### Task to complete
Write out every entry exactly as given, but omit the pictures.
* BEGIN *
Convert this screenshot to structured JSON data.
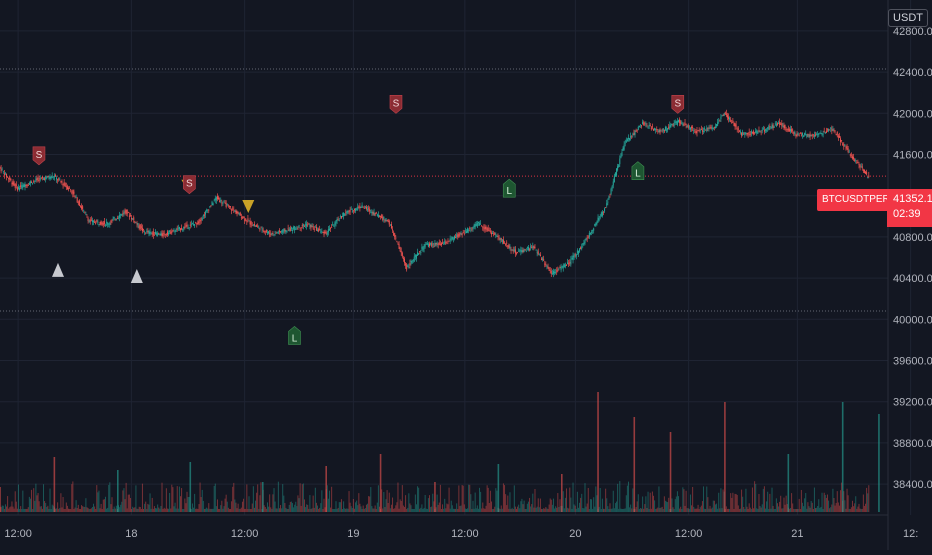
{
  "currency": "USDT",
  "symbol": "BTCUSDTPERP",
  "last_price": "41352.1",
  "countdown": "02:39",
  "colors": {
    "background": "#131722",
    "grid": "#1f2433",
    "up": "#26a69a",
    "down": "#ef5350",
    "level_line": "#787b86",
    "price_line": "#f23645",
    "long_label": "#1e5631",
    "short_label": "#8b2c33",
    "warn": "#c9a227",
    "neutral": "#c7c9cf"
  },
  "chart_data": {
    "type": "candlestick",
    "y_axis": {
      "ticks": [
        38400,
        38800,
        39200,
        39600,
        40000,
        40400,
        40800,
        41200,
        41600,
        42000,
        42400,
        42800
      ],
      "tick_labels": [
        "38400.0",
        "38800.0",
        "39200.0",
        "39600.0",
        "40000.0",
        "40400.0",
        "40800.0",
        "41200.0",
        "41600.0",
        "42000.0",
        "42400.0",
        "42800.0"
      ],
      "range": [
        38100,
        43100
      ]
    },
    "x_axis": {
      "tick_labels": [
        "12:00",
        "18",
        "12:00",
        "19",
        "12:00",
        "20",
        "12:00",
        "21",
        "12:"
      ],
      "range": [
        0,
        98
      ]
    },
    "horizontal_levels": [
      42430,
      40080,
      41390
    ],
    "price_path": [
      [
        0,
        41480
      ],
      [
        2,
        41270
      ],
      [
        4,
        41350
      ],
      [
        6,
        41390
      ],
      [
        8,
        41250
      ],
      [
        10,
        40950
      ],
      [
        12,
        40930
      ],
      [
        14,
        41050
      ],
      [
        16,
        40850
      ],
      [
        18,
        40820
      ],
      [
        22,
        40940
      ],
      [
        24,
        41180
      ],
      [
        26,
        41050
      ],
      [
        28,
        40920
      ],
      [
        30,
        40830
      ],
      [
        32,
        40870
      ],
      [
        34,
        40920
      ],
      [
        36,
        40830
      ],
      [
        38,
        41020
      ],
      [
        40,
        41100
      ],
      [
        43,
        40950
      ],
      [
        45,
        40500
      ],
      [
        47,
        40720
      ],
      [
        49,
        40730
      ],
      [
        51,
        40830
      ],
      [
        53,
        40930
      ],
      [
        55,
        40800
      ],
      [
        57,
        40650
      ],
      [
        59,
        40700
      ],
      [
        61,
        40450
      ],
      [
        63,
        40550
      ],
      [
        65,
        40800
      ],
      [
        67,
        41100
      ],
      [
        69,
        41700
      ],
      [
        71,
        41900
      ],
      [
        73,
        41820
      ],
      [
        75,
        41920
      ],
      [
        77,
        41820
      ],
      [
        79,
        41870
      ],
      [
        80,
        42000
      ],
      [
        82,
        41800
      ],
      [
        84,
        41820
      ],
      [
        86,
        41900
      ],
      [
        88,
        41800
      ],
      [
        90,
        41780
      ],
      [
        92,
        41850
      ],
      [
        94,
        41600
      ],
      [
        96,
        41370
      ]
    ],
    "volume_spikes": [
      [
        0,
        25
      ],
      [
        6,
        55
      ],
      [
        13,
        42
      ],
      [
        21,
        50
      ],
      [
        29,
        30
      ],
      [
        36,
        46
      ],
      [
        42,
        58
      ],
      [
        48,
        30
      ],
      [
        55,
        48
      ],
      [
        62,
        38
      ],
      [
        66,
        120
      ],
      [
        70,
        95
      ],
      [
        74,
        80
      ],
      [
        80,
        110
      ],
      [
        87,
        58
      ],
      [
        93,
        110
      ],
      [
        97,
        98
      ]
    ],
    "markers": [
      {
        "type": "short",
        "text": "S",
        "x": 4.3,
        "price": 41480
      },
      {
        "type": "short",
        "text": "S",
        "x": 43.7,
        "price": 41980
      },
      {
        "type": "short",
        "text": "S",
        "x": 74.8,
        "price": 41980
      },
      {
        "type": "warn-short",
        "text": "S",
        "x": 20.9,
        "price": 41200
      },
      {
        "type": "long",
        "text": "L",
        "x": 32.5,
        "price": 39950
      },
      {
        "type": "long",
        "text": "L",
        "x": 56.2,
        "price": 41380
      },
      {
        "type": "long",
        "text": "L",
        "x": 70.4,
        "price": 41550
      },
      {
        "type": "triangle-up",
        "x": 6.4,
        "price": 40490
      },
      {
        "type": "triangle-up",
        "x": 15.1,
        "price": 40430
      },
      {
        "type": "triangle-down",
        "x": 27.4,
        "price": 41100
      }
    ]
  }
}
* END *
### Exercise result
Convert this screenshot to structured JSON data.
{
  "currency": "USDT",
  "symbol": "BTCUSDTPERP",
  "last_price": "41352.1",
  "countdown": "02:39",
  "colors": {
    "background": "#131722",
    "grid": "#1f2433",
    "up": "#26a69a",
    "down": "#ef5350",
    "level_line": "#787b86",
    "price_line": "#f23645",
    "long_label": "#1e5631",
    "short_label": "#8b2c33",
    "warn": "#c9a227",
    "neutral": "#c7c9cf"
  },
  "chart_data": {
    "type": "candlestick",
    "y_axis": {
      "ticks": [
        38400,
        38800,
        39200,
        39600,
        40000,
        40400,
        40800,
        41200,
        41600,
        42000,
        42400,
        42800
      ],
      "tick_labels": [
        "38400.0",
        "38800.0",
        "39200.0",
        "39600.0",
        "40000.0",
        "40400.0",
        "40800.0",
        "41200.0",
        "41600.0",
        "42000.0",
        "42400.0",
        "42800.0"
      ],
      "range": [
        38100,
        43100
      ]
    },
    "x_axis": {
      "tick_labels": [
        "12:00",
        "18",
        "12:00",
        "19",
        "12:00",
        "20",
        "12:00",
        "21",
        "12:"
      ],
      "range": [
        0,
        98
      ]
    },
    "horizontal_levels": [
      42430,
      40080,
      41390
    ],
    "price_path": [
      [
        0,
        41480
      ],
      [
        2,
        41270
      ],
      [
        4,
        41350
      ],
      [
        6,
        41390
      ],
      [
        8,
        41250
      ],
      [
        10,
        40950
      ],
      [
        12,
        40930
      ],
      [
        14,
        41050
      ],
      [
        16,
        40850
      ],
      [
        18,
        40820
      ],
      [
        22,
        40940
      ],
      [
        24,
        41180
      ],
      [
        26,
        41050
      ],
      [
        28,
        40920
      ],
      [
        30,
        40830
      ],
      [
        32,
        40870
      ],
      [
        34,
        40920
      ],
      [
        36,
        40830
      ],
      [
        38,
        41020
      ],
      [
        40,
        41100
      ],
      [
        43,
        40950
      ],
      [
        45,
        40500
      ],
      [
        47,
        40720
      ],
      [
        49,
        40730
      ],
      [
        51,
        40830
      ],
      [
        53,
        40930
      ],
      [
        55,
        40800
      ],
      [
        57,
        40650
      ],
      [
        59,
        40700
      ],
      [
        61,
        40450
      ],
      [
        63,
        40550
      ],
      [
        65,
        40800
      ],
      [
        67,
        41100
      ],
      [
        69,
        41700
      ],
      [
        71,
        41900
      ],
      [
        73,
        41820
      ],
      [
        75,
        41920
      ],
      [
        77,
        41820
      ],
      [
        79,
        41870
      ],
      [
        80,
        42000
      ],
      [
        82,
        41800
      ],
      [
        84,
        41820
      ],
      [
        86,
        41900
      ],
      [
        88,
        41800
      ],
      [
        90,
        41780
      ],
      [
        92,
        41850
      ],
      [
        94,
        41600
      ],
      [
        96,
        41370
      ]
    ],
    "volume_spikes": [
      [
        0,
        25
      ],
      [
        6,
        55
      ],
      [
        13,
        42
      ],
      [
        21,
        50
      ],
      [
        29,
        30
      ],
      [
        36,
        46
      ],
      [
        42,
        58
      ],
      [
        48,
        30
      ],
      [
        55,
        48
      ],
      [
        62,
        38
      ],
      [
        66,
        120
      ],
      [
        70,
        95
      ],
      [
        74,
        80
      ],
      [
        80,
        110
      ],
      [
        87,
        58
      ],
      [
        93,
        110
      ],
      [
        97,
        98
      ]
    ],
    "markers": [
      {
        "type": "short",
        "text": "S",
        "x": 4.3,
        "price": 41480
      },
      {
        "type": "short",
        "text": "S",
        "x": 43.7,
        "price": 41980
      },
      {
        "type": "short",
        "text": "S",
        "x": 74.8,
        "price": 41980
      },
      {
        "type": "warn-short",
        "text": "S",
        "x": 20.9,
        "price": 41200
      },
      {
        "type": "long",
        "text": "L",
        "x": 32.5,
        "price": 39950
      },
      {
        "type": "long",
        "text": "L",
        "x": 56.2,
        "price": 41380
      },
      {
        "type": "long",
        "text": "L",
        "x": 70.4,
        "price": 41550
      },
      {
        "type": "triangle-up",
        "x": 6.4,
        "price": 40490
      },
      {
        "type": "triangle-up",
        "x": 15.1,
        "price": 40430
      },
      {
        "type": "triangle-down",
        "x": 27.4,
        "price": 41100
      }
    ]
  }
}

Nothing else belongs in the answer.